#### Требования
#1 Перепишите без изменений записи, начиная с самой первой и заканчивая строкой, в которой есть «alphabet-letter-a[interactable]: A (35, 54, 45, 69)», включая её.
#2 Допишите продолжение текста о телеграмме Геринга Гитлеру, начиная сразу после его последнего предложения.

#### Исходный текст
───

Анатолий Медников - Берлинская тетрадь
Телеграмму вручил фюреру Борман, видимо не сомневавшийся в том, какую она вызовет реакцию у Гитлера. В телеграмме говорилось: "Мой фюрер, вы согласны с тем, что после вашего решения остаться в Берлине и защищать его я возьму на себя на основе закона от 29 июля 1941 года все ведение дел империи, внутри и вне. Если до двадцати двух часов я не получу ответа, я буду считать, что вы лишены свободы действий, и буду действовать по своему усмотрению".
Телеграмма Геринга взбесила Гитлера. Он приказал немедленно арестовать Геринга, хотя еще несколько дней назад именно его назначал своим заместителем.

───

Строки из набора данных:
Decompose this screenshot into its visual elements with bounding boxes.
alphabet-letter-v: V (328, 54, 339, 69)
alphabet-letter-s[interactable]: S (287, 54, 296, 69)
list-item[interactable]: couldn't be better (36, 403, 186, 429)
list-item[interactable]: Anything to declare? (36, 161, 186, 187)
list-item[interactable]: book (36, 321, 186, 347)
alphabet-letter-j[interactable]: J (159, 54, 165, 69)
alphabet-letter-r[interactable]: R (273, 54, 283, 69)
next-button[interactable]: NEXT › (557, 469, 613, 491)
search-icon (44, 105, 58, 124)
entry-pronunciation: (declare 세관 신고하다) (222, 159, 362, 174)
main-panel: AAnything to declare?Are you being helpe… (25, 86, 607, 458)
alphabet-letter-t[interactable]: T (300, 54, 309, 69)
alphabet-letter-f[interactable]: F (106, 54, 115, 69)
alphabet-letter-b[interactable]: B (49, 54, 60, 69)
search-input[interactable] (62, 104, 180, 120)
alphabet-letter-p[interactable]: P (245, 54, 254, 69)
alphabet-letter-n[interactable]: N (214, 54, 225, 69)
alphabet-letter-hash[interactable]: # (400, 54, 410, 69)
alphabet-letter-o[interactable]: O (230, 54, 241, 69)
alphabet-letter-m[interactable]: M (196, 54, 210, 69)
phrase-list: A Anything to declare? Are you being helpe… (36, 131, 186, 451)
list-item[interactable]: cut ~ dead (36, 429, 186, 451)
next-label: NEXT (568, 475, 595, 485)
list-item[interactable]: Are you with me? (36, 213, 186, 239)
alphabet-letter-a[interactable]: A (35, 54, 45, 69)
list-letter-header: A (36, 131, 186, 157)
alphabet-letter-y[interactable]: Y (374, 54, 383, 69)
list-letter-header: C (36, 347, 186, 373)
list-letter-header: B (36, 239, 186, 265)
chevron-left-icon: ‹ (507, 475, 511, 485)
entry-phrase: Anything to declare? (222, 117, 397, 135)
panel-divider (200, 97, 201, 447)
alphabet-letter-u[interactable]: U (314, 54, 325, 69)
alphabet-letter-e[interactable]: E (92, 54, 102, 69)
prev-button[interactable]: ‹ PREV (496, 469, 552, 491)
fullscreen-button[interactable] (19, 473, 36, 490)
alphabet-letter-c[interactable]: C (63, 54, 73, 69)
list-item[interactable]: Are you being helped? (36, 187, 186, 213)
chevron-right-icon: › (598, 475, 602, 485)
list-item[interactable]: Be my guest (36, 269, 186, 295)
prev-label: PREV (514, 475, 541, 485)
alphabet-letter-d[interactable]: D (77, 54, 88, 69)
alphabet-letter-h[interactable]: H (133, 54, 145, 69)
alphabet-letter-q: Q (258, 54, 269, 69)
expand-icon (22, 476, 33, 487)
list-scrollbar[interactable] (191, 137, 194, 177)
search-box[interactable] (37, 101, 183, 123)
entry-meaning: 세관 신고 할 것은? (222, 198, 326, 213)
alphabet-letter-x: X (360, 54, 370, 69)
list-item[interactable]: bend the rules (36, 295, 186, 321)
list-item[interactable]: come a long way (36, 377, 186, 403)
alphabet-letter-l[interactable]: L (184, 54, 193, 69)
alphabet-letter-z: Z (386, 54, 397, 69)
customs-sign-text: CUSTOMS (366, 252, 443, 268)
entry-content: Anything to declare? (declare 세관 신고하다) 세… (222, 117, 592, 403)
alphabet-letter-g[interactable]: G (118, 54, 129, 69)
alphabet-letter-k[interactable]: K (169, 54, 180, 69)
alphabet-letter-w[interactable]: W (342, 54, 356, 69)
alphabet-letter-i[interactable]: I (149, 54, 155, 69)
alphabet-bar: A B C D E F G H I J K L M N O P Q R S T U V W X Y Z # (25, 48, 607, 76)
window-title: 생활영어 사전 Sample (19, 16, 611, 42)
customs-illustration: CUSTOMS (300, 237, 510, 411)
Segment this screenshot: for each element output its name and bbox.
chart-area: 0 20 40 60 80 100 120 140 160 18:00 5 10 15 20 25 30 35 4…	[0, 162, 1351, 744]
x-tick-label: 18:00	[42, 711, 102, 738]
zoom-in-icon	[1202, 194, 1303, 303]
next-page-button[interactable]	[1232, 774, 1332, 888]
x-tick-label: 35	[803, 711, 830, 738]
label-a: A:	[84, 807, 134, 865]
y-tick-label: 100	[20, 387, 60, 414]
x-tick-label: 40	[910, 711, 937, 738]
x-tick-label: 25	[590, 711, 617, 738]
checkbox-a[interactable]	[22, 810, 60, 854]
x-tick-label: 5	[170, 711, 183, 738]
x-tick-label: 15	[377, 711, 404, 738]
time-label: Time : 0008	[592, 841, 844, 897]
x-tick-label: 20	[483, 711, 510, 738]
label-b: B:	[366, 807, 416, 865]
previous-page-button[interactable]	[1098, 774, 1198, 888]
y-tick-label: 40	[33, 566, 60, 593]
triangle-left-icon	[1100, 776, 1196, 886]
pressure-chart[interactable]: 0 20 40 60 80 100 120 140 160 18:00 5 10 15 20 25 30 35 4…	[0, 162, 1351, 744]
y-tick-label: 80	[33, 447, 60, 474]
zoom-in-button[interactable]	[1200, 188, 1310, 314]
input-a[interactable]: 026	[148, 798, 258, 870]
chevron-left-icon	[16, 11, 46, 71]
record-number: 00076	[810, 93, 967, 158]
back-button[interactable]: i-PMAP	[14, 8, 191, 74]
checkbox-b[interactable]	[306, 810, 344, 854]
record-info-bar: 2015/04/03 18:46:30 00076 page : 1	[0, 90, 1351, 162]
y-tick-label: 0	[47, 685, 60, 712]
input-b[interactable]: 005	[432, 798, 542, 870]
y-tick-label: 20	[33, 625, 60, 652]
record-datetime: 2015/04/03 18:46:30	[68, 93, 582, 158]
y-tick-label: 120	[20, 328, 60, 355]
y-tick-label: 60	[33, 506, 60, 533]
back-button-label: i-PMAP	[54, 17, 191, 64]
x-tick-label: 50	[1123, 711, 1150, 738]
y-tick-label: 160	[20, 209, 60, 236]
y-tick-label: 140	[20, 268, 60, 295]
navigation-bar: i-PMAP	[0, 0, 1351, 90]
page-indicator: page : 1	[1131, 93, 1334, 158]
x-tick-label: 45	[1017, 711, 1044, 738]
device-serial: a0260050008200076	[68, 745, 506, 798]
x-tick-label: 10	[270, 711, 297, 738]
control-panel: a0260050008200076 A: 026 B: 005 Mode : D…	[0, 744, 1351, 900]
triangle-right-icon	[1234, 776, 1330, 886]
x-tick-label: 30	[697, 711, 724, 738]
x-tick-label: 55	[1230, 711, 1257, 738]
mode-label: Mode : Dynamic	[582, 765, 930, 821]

───

#### Ответы к заданиям
#1
Decompose this screenshot into its visual elements with bounding boxes.
alphabet-letter-v: V (328, 54, 339, 69)
alphabet-letter-s[interactable]: S (287, 54, 296, 69)
list-item[interactable]: couldn't be better (36, 403, 186, 429)
list-item[interactable]: Anything to declare? (36, 161, 186, 187)
list-item[interactable]: book (36, 321, 186, 347)
alphabet-letter-j[interactable]: J (159, 54, 165, 69)
alphabet-letter-r[interactable]: R (273, 54, 283, 69)
next-button[interactable]: NEXT › (557, 469, 613, 491)
search-icon (44, 105, 58, 124)
entry-pronunciation: (declare 세관 신고하다) (222, 159, 362, 174)
main-panel: AAnything to declare?Are you being helpe… (25, 86, 607, 458)
alphabet-letter-t[interactable]: T (300, 54, 309, 69)
alphabet-letter-f[interactable]: F (106, 54, 115, 69)
alphabet-letter-b[interactable]: B (49, 54, 60, 69)
search-input[interactable] (62, 104, 180, 120)
alphabet-letter-p[interactable]: P (245, 54, 254, 69)
alphabet-letter-n[interactable]: N (214, 54, 225, 69)
alphabet-letter-hash[interactable]: # (400, 54, 410, 69)
alphabet-letter-o[interactable]: O (230, 54, 241, 69)
alphabet-letter-m[interactable]: M (196, 54, 210, 69)
phrase-list: A Anything to declare? Are you being helpe… (36, 131, 186, 451)
list-item[interactable]: cut ~ dead (36, 429, 186, 451)
next-label: NEXT (568, 475, 595, 485)
list-item[interactable]: Are you with me? (36, 213, 186, 239)
alphabet-letter-a[interactable]: A (35, 54, 45, 69)

#2
Двадцать седьмого апреля, явившись на очередной доклад к Гитлеру, генерал Вейдлинг был поражен царящей в имперской канцелярии суматохой и растерянностью. Эсэсовцы шептались между собой с самым удрученным видом. Гитлер не принял рапорт от командующего гарнизоном Берлина.
Вскоре Вейдлинг узнал о причине суматохи. Оказалось, что приближенный Гитлера и его родственник, женатый на сестре Евы Браун, эсэсовский генерал Фегелейн изменил своему фюреру и покровителю.
Переодевшись в штатский костюм, бросив в своем бункере черную форму СС, Фегелейн бежал.
Однако Гитлер послал своих гестаповцев, и Фегелейн был обнаружен и схвачен в одном из кварталов Берлина. Гитлер приказал расстрелять родственника тут же, во дворе имперской канцелярии.
Фегелейн был расстрелян. В эти дни каждый приказ Гитлера неизменно украшался привычным словом "расстрел!".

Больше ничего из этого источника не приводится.